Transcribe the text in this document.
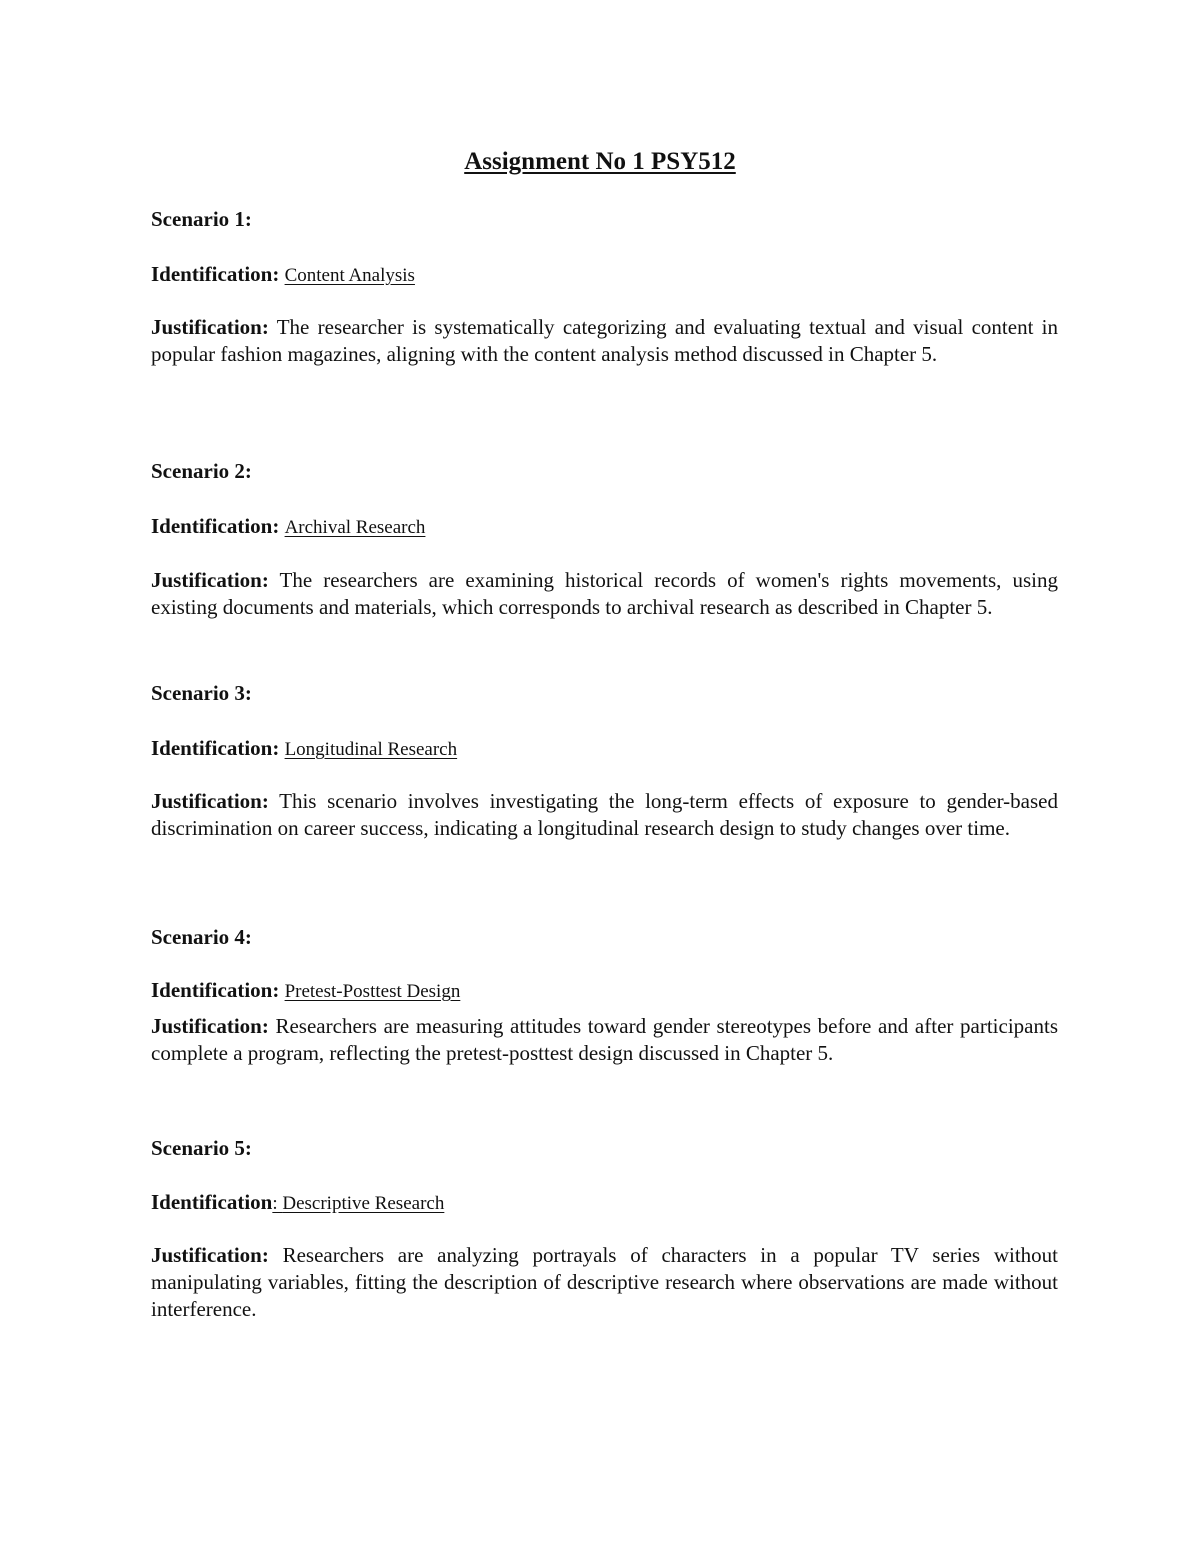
Assignment No 1 PSY512
Scenario 1:
Identification: Content Analysis
Justification: The researcher is systematically categorizing and evaluating textual and visual content in popular fashion magazines, aligning with the content analysis method discussed in Chapter 5.
Scenario 2:
Identification: Archival Research
Justification: The researchers are examining historical records of women's rights movements, using existing documents and materials, which corresponds to archival research as described in Chapter 5.
Scenario 3:
Identification: Longitudinal Research
Justification: This scenario involves investigating the long-term effects of exposure to gender-based discrimination on career success, indicating a longitudinal research design to study changes over time.
Scenario 4:
Identification: Pretest-Posttest Design
Justification: Researchers are measuring attitudes toward gender stereotypes before and after participants complete a program, reflecting the pretest-posttest design discussed in Chapter 5.
Scenario 5:
Identification: Descriptive Research
Justification: Researchers are analyzing portrayals of characters in a popular TV series without manipulating variables, fitting the description of descriptive research where observations are made without interference.
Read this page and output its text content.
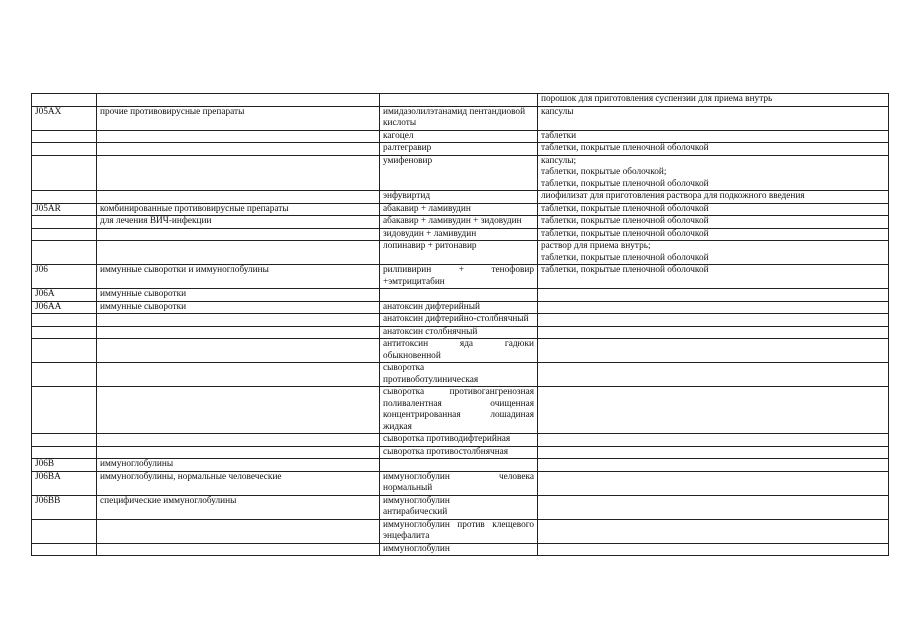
			порошок для приготовления суспензии для приема внутрь

J05AX	прочие противовирусные препараты	имидазолилэтанамид пентандиовой кислоты	капсулы

		кагоцел	таблетки

		ралтегравир	таблетки, покрытые пленочной оболочкой

		умифеновир	капсулы;
таблетки, покрытые оболочкой;
таблетки, покрытые пленочной оболочкой

		энфувиртид	лиофилизат для приготовления раствора для подкожного введения

J05AR	комбинированные противовирусные препараты	абакавир + ламивудин	таблетки, покрытые пленочной оболочкой

	для лечения ВИЧ-инфекции	абакавир + ламивудин + зидовудин	таблетки, покрытые пленочной оболочкой

		зидовудин + ламивудин	таблетки, покрытые пленочной оболочкой

		лопинавир + ритонавир	раствор для приема внутрь;
таблетки, покрытые пленочной оболочкой

J06	иммунные сыворотки и иммуноглобулины	рилпивирин + тенофовир +эмтрицитабин	таблетки, покрытые пленочной оболочкой

J06A	иммунные сыворотки		
J06AA	иммунные сыворотки	анатоксин дифтерийный	
		анатоксин дифтерийно-столбнячный	
		анатоксин столбнячный	
		антитоксин яда гадюки обыкновенной	
		сыворотка противоботулиническая	
		сыворотка противогангренозная поливалентная очищенная концентрированная лошадиная жидкая	
		сыворотка противодифтерийная	
		сыворотка противостолбнячная	
J06B	иммуноглобулины		
J06BA	иммуноглобулины, нормальные человеческие	иммуноглобулин человека нормальный	
J06BB	специфические иммуноглобулины	иммуноглобулин антирабический	
		иммуноглобулин против клещевого энцефалита	
		иммуноглобулин	
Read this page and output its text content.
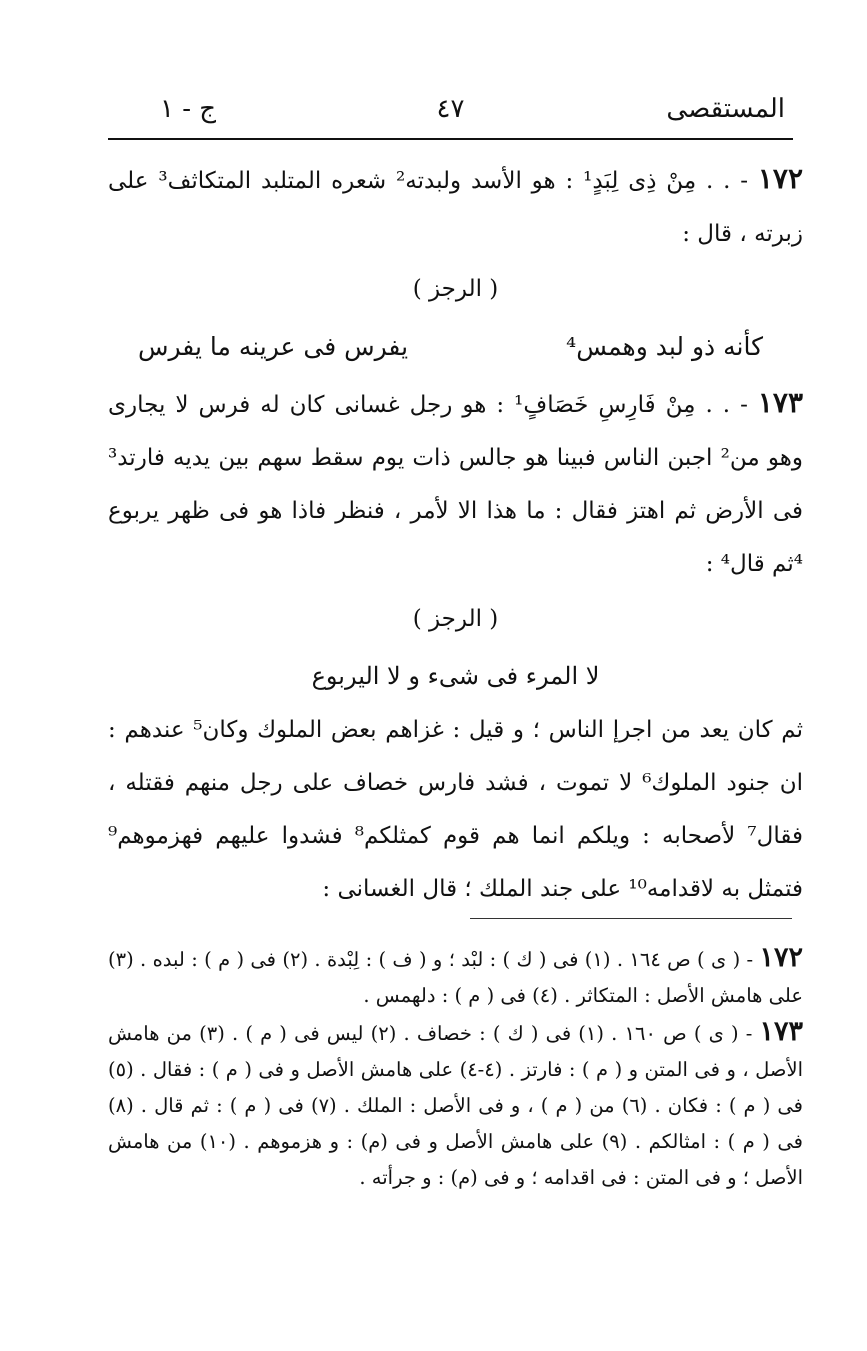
المستقصى
٤٧
ج - ١

١٧٢ - . . مِنْ ذِى لِبَدٍ¹ : هو الأسد ولبدته² شعره المتلبد المتكاثف³ على زبرته ، قال :

( الرجز )

كأنه ذو لبد وهمس⁴
يفرس فى عرينه ما يفرس

١٧٣ - . . مِنْ فَارِسِ خَصَافٍ¹ : هو رجل غسانى كان له فرس لا يجارى وهو من² اجبن الناس فبينا هو جالس ذات يوم سقط سهم بين يديه فارتد³ فى الأرض ثم اهتز فقال : ما هذا الا لأمر ، فنظر فاذا هو فى ظهر يربوع ⁴ثم قال⁴ :

( الرجز )

لا المرء فى شىء و لا اليربوع

ثم كان يعد من اجرإ الناس ؛ و قيل : غزاهم بعض الملوك وكان⁵ عندهم : ان جنود الملوك⁶ لا تموت ، فشد فارس خصاف على رجل منهم فقتله ، فقال⁷ لأصحابه : ويلكم انما هم قوم كمثلكم⁸ فشدوا عليهم فهزموهم⁹ فتمثل به لاقدامه¹⁰ على جند الملك ؛ قال الغسانى :

١٧٢ - ( ى ) ص ١٦٤ . (١) فى ( ك ) : لبْد ؛ و ( ف ) : لِبْدة . (٢) فى ( م ) : لبده . (٣) على هامش الأصل : المتكاثر . (٤) فى ( م ) : دلهمس .

١٧٣ - ( ى ) ص ١٦٠ . (١) فى ( ك ) : خصاف . (٢) ليس فى ( م ) . (٣) من هامش الأصل ، و فى المتن و ( م ) : فارتز . (٤-٤) على هامش الأصل و فى ( م ) : فقال . (٥) فى ( م ) : فكان . (٦) من ( م ) ، و فى الأصل : الملك . (٧) فى ( م ) : ثم قال . (٨) فى ( م ) : امثالكم . (٩) على هامش الأصل و فى (م) : و هزموهم . (١٠) من هامش الأصل ؛ و فى المتن : فى اقدامه ؛ و فى (م) : و جرأته .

━━━━━━━━━━━━━━━━━━━━━━━━━━━━━━

> _WORK TO DO_
Search the data for "gender". Copy every line that has it.

> _FINAL ANSWER_
Justification: This scenario involves investigating the long-term effects of exposure to gender-based discrimination on career success, indicating a longitudinal research design to study changes over time.
Justification: Researchers are measuring attitudes toward gender stereotypes before and after participants complete a program, reflecting the pretest-posttest design discussed in Chapter 5.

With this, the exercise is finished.